## Exercises to complete
1. According to the Ruby and Python thread, which scripting language has the UserLinux project chosen as its primary one?
2. Based on the Ruby and Python thread, answer yes or no to each statement and quote the deciding words: (a) The person building the comparison page is new to Ruby. (b) UserLinux is meant to be harder to install than Debian. (c) The material found through the Google search was current.
3. Copy the passage of the Ruby and Python thread that starts at "file, length, name, title = line.chomp.split(/\s*|\s*/)" and ends at "mins, secs = length.scan(/\d+/)".

## Source document
Need examples comparing Ruby to Python

I’m putting together a web page comparing Ruby to Python, and I need
some good examples showing off the advantages of Ruby. I’m new to
Ruby, so all I’ve been able to do so far is pick some examples from
the Programming Ruby book, and do a Google search on “compare ruby
python”. What I’ve found is way out-of-date.

Take a look at http://userlinux.com/cgi-bin/wiki.pl?RubyPython This
is part of the UserLinux project, a new Linux distribution that I hope
will pick up where Red Hat left off, and be easier to install than
Debian. Python is our chosen “primary” scripting language, but there
are many participants who are also interested in Ruby.

Thanks for your help.

– David MacQuigg

David MacQuigg wrote:

I’m putting together a web page comparing Ruby to Python, and I need
some good examples showing off the advantages of Ruby. I’m new to
Ruby, so all I’ve been able to do so far is pick some examples from
the Programming Ruby book, and do a Google search on “compare ruby
python”. What I’ve found is way out-of-date.

the ruby code could be simplified:

file, length, name, title = line.chomp.split(/\s*|\s*/)
name.squeeze!(" ")
=>
file, length, name, title =line.split /|/
name.strip!

also, if min and sec are numbers, they should be kept in number
variables imho. but it makes the code look more complicated to newbyes
so it’s discussable:
mins, secs = length.scan(/\d+/)
songs.append Song.new(title, name, mins.to_i60+secs.to_i)
=>
mins,secs = length.scan(/\d+/).map {|i| i.to_i}
songs.append Song.new(title, name, mins
60+secs)

Hello,

David MacQuigg wrote:

I’m putting together a web page comparing Ruby to Python, and I need
some good examples showing off the advantages of Ruby. I’m new to
Ruby, so all I’ve been able to do so far is pick some examples from
the Programming Ruby book, and do a Google search on “compare ruby
python”. What I’ve found is way out-of-date.

and good luck for your project!

## Information shown
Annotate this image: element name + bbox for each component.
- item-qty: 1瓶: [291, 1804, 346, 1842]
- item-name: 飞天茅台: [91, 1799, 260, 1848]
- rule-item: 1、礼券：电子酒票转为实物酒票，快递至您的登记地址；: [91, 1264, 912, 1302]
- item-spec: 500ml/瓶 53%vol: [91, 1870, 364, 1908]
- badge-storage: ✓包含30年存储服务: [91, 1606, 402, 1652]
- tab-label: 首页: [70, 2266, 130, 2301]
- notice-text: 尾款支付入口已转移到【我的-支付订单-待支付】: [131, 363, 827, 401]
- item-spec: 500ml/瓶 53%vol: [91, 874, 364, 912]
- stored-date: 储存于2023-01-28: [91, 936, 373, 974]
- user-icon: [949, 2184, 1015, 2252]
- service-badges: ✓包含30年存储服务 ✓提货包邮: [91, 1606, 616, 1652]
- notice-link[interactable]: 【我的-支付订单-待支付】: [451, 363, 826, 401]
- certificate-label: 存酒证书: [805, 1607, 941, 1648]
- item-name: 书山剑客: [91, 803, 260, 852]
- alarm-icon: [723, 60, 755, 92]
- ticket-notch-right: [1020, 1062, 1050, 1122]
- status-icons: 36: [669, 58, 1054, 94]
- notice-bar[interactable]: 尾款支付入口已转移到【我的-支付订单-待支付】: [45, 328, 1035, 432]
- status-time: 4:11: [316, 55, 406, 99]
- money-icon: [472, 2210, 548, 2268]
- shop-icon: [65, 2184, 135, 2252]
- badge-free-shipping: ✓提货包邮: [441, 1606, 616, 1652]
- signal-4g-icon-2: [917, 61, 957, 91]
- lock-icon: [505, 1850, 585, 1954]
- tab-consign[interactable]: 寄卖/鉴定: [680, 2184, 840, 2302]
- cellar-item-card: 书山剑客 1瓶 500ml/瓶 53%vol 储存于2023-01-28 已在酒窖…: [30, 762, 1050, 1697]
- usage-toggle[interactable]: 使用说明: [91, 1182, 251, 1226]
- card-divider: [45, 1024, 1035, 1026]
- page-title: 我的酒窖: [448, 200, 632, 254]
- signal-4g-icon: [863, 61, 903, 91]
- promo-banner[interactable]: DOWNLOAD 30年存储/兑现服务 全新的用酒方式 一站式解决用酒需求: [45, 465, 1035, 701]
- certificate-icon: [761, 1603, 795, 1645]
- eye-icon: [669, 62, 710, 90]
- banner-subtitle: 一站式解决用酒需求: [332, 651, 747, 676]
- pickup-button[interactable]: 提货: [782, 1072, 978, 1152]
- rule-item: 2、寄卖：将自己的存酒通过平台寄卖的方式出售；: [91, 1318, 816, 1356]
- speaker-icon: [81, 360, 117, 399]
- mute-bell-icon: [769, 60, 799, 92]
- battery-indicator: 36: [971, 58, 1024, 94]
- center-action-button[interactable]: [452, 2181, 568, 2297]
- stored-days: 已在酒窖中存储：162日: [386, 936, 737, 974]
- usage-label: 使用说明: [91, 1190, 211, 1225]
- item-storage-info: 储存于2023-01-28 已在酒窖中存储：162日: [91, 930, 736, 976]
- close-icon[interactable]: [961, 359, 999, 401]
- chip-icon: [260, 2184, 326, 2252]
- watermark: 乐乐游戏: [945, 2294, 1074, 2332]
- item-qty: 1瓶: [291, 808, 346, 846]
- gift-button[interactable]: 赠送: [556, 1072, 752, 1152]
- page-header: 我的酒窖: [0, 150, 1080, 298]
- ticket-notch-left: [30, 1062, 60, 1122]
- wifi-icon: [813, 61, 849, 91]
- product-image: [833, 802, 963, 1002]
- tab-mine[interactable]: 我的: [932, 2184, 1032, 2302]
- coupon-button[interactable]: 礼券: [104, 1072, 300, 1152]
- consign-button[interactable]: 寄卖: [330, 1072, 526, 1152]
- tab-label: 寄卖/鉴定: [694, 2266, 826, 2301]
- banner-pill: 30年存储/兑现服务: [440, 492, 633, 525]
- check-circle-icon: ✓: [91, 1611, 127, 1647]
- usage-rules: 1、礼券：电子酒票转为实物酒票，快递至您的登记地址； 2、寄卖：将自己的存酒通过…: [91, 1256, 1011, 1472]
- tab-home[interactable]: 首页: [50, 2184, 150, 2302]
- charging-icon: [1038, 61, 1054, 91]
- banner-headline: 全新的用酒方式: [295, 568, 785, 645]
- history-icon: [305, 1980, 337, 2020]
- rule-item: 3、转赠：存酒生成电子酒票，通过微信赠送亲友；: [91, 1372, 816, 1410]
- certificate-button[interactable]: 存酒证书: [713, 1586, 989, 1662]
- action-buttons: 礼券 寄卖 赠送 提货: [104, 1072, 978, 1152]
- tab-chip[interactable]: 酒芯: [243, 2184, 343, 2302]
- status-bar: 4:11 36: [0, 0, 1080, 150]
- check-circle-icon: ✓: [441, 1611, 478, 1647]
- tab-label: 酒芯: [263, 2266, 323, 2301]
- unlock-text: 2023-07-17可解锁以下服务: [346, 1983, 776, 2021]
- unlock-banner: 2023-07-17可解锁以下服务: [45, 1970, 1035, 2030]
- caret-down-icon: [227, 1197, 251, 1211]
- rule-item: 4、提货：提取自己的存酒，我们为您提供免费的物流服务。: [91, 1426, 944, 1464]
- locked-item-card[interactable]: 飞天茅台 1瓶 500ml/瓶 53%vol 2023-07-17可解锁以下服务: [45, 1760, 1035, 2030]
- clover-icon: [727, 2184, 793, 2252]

## Response list
1. Python

2.
(a) Yes: "I’m new to Ruby"
(b) No: "be easier to install than Debian"
(c) No: "What I’ve found is way out-of-date."

3.
file, length, name, title = line.chomp.split(/\s*|\s*/)
name.squeeze!(" ")
=>
file, length, name, title =line.split /|/
name.strip!

also, if min and sec are numbers, they should be kept in number
variables imho. but it makes the code look more complicated to newbyes
so it’s discussable:
mins, secs = length.scan(/\d+/)